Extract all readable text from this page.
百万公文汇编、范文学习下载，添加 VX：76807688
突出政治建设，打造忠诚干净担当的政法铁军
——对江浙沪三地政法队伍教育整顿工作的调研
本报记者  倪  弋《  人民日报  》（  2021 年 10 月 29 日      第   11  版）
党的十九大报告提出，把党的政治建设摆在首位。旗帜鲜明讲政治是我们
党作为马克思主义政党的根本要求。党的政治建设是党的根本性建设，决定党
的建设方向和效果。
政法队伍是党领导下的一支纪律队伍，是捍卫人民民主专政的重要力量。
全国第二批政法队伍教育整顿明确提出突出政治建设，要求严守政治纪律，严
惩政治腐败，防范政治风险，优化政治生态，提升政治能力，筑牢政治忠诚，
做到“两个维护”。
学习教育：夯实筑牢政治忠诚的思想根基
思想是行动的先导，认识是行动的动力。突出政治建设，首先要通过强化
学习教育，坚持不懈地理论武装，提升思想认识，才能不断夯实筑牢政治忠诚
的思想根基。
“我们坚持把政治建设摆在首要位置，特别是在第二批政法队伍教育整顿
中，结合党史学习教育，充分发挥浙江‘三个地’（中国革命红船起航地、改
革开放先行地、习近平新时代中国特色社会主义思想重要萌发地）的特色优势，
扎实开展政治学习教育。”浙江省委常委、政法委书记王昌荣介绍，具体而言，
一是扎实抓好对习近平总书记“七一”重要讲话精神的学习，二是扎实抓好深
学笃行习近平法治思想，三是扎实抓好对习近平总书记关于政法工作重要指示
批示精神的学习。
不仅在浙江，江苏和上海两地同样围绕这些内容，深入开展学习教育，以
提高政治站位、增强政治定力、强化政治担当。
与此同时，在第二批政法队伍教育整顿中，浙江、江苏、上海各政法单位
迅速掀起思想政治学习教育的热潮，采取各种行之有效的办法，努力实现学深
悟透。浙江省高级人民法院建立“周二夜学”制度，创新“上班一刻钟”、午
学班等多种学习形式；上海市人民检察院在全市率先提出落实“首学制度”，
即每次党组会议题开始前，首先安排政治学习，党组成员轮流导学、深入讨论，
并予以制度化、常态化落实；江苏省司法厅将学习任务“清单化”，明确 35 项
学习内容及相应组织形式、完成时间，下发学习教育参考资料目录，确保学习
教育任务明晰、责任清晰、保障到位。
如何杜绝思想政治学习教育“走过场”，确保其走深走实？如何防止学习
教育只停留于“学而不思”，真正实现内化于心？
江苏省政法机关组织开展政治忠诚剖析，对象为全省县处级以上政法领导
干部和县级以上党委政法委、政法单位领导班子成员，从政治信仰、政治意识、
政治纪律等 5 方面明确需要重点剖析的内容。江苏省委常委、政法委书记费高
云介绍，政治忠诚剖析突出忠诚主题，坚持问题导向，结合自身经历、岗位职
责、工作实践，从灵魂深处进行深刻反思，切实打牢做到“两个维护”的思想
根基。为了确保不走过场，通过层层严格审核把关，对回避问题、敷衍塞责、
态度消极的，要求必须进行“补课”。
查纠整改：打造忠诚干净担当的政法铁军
=-=-=-=-=
▶ _What you have to do_:
Find the lines that include the string "打造忠诚干净担当的政法铁军", then copy each of them.

▶ _Complete output_:
突出政治建设，打造忠诚干净担当的政法铁军
查纠整改：打造忠诚干净担当的政法铁军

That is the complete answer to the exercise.